* _Data records_

────────────────

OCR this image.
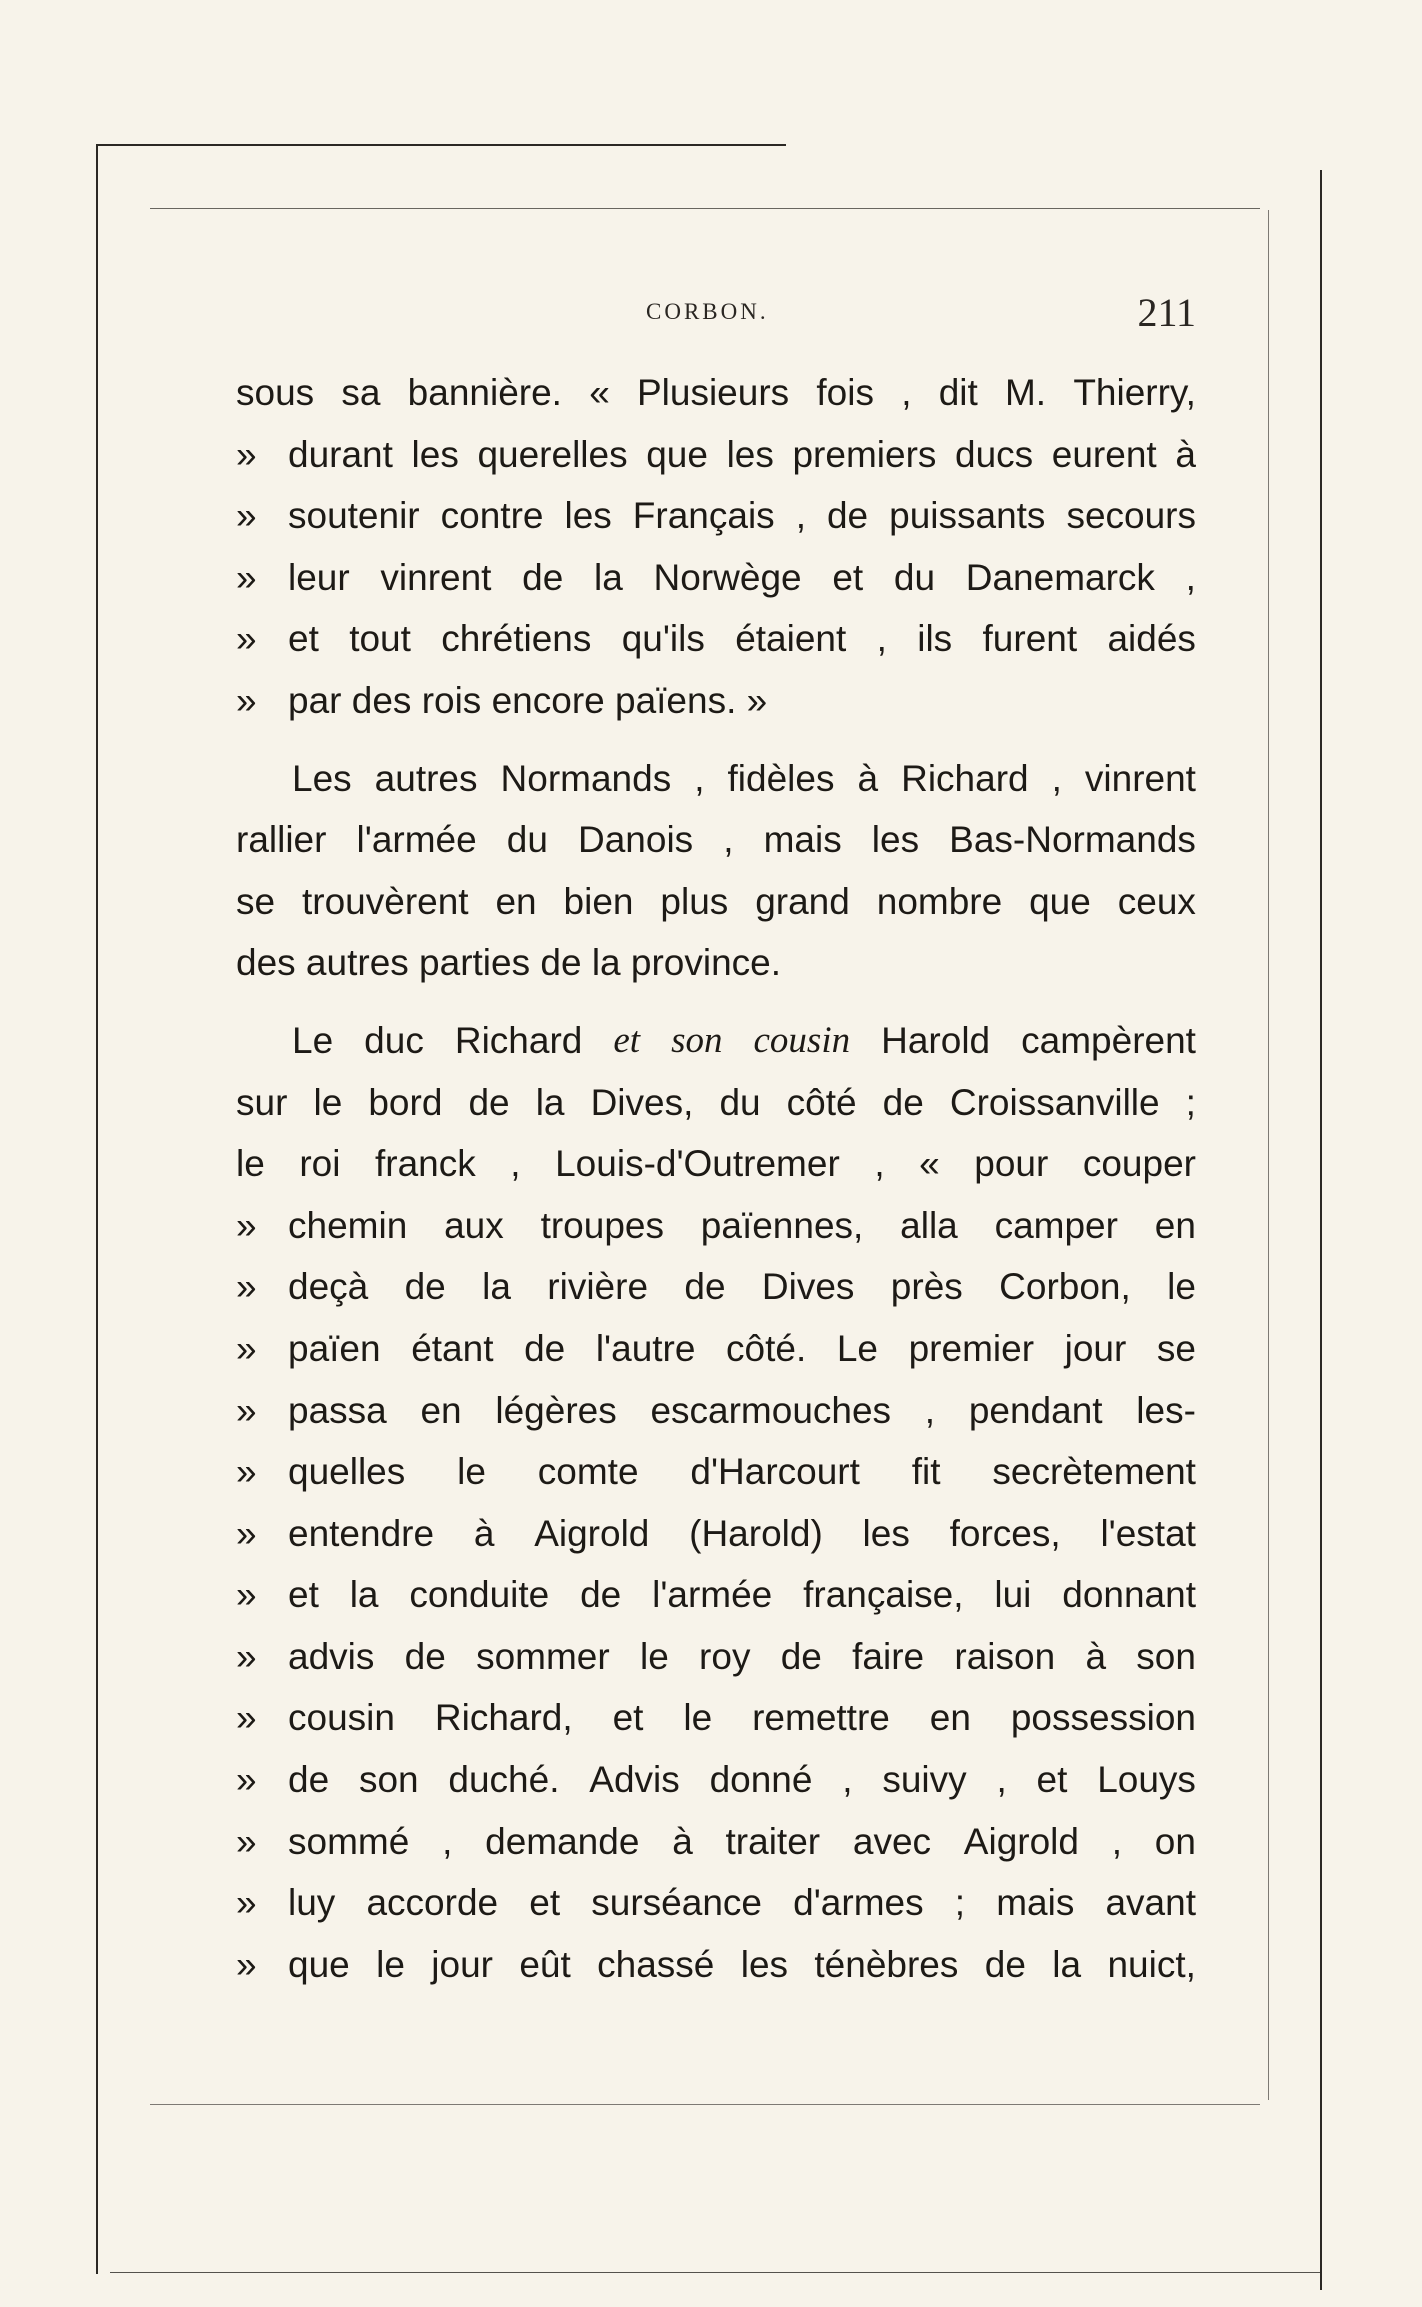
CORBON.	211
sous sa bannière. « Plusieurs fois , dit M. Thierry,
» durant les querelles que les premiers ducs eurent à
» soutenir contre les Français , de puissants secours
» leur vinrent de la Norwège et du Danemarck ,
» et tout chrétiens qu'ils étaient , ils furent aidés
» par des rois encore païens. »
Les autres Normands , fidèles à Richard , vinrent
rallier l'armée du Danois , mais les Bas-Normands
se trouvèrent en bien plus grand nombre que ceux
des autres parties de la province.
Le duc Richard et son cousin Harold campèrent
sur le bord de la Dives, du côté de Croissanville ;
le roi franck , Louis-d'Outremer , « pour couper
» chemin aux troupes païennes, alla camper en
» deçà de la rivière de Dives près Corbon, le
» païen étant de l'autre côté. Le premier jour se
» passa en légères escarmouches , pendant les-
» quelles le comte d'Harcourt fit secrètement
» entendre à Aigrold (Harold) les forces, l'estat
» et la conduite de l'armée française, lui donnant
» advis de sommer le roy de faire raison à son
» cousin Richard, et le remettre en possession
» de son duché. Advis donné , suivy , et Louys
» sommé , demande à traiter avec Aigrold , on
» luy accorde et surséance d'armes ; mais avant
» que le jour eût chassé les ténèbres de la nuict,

────────────────

Set down the material exactly, every line of it, except for the pictures.

OCR this image.
CORBON.	211
sous sa bannière. « Plusieurs fois , dit M. Thierry,
» durant les querelles que les premiers ducs eurent à
» soutenir contre les Français , de puissants secours
» leur vinrent de la Norwège et du Danemarck ,
» et tout chrétiens qu'ils étaient , ils furent aidés
» par des rois encore païens. »
Les autres Normands , fidèles à Richard , vinrent
rallier l'armée du Danois , mais les Bas-Normands
se trouvèrent en bien plus grand nombre que ceux
des autres parties de la province.
Le duc Richard et son cousin Harold campèrent
sur le bord de la Dives, du côté de Croissanville ;
le roi franck , Louis-d'Outremer , « pour couper
» chemin aux troupes païennes, alla camper en
» deçà de la rivière de Dives près Corbon, le
» païen étant de l'autre côté. Le premier jour se
» passa en légères escarmouches , pendant les-
» quelles le comte d'Harcourt fit secrètement
» entendre à Aigrold (Harold) les forces, l'estat
» et la conduite de l'armée française, lui donnant
» advis de sommer le roy de faire raison à son
» cousin Richard, et le remettre en possession
» de son duché. Advis donné , suivy , et Louys
» sommé , demande à traiter avec Aigrold , on
» luy accorde et surséance d'armes ; mais avant
» que le jour eût chassé les ténèbres de la nuict,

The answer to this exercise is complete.